*Task brief*
Scan the entries below for the word "JSON". Copy each line that has it.

** BEGIN Input rows **

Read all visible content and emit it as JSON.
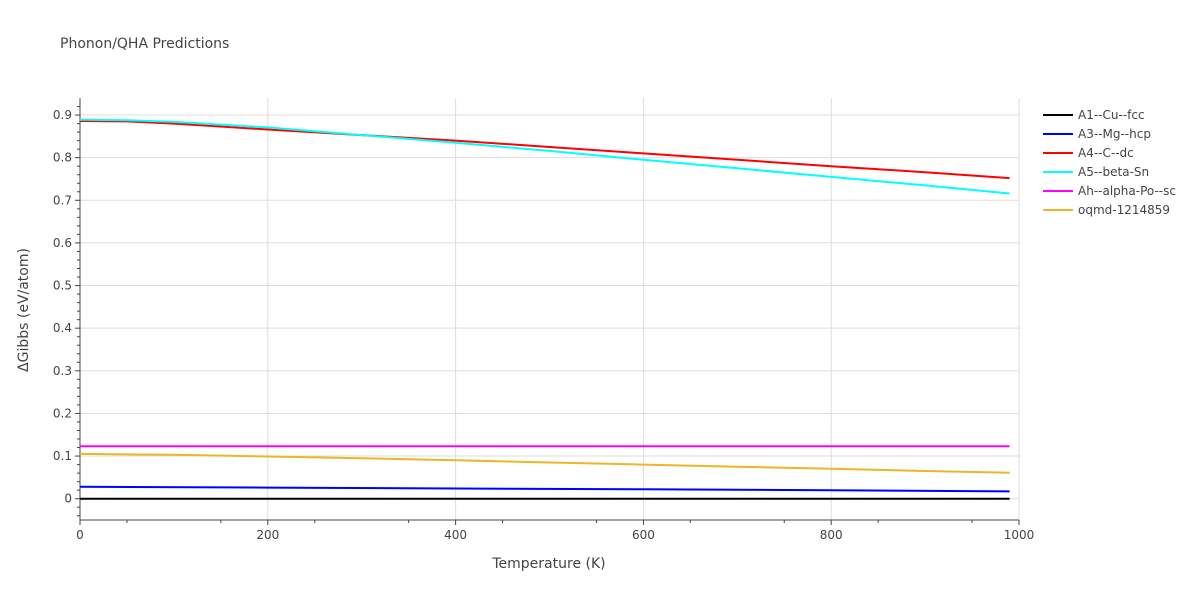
{
  "chart_data": {
    "type": "line",
    "title": "Phonon/QHA Predictions",
    "xlabel": "Temperature (K)",
    "ylabel": "ΔGibbs (eV/atom)",
    "xlim": [
      0,
      1000
    ],
    "ylim": [
      -0.05,
      0.94
    ],
    "xticks": [
      0,
      200,
      400,
      600,
      800,
      1000
    ],
    "yticks": [
      0,
      0.1,
      0.2,
      0.3,
      0.4,
      0.5,
      0.6,
      0.7,
      0.8,
      0.9
    ],
    "xtick_labels": [
      "0",
      "200",
      "400",
      "600",
      "800",
      "1000"
    ],
    "ytick_labels": [
      "0",
      "0.1",
      "0.2",
      "0.3",
      "0.4",
      "0.5",
      "0.6",
      "0.7",
      "0.8",
      "0.9"
    ],
    "grid": true,
    "legend_position": "right",
    "series": [
      {
        "name": "A1--Cu--fcc",
        "color": "#000000",
        "x": [
          0,
          990
        ],
        "y": [
          0.0,
          0.0
        ]
      },
      {
        "name": "A3--Mg--hcp",
        "color": "#0000ff",
        "x": [
          0,
          200,
          400,
          600,
          800,
          990
        ],
        "y": [
          0.028,
          0.026,
          0.024,
          0.022,
          0.02,
          0.017
        ]
      },
      {
        "name": "A4--C--dc",
        "color": "#ff0000",
        "x": [
          0,
          50,
          100,
          200,
          300,
          400,
          500,
          600,
          700,
          800,
          900,
          990
        ],
        "y": [
          0.886,
          0.885,
          0.88,
          0.866,
          0.853,
          0.84,
          0.825,
          0.81,
          0.795,
          0.78,
          0.766,
          0.752
        ]
      },
      {
        "name": "A5--beta-Sn",
        "color": "#00ffff",
        "x": [
          0,
          50,
          100,
          200,
          300,
          400,
          500,
          600,
          700,
          800,
          900,
          990
        ],
        "y": [
          0.889,
          0.888,
          0.884,
          0.871,
          0.853,
          0.835,
          0.816,
          0.795,
          0.775,
          0.755,
          0.735,
          0.716
        ]
      },
      {
        "name": "Ah--alpha-Po--sc",
        "color": "#ff00ff",
        "x": [
          0,
          990
        ],
        "y": [
          0.123,
          0.123
        ]
      },
      {
        "name": "oqmd-1214859",
        "color": "#f0b429",
        "x": [
          0,
          100,
          200,
          300,
          400,
          500,
          600,
          700,
          800,
          900,
          990
        ],
        "y": [
          0.105,
          0.103,
          0.099,
          0.095,
          0.09,
          0.085,
          0.08,
          0.075,
          0.07,
          0.065,
          0.061
        ]
      }
    ]
  }
}
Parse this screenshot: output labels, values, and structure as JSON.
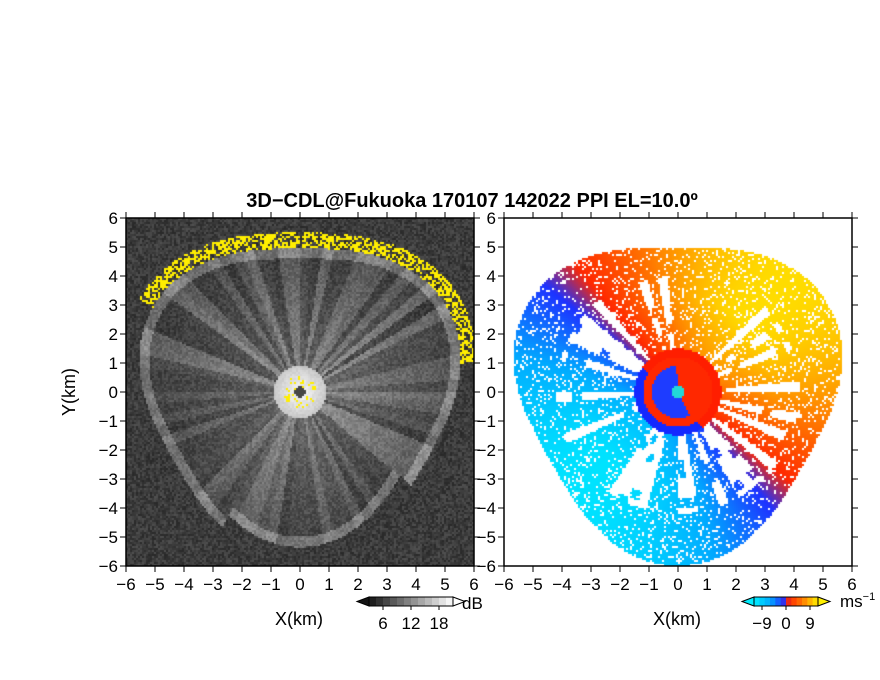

** END Input rows **

*Answer to this problem*
Read all visible content and emit it as JSON.
Parse this screenshot: output labels, values, and structure as JSON.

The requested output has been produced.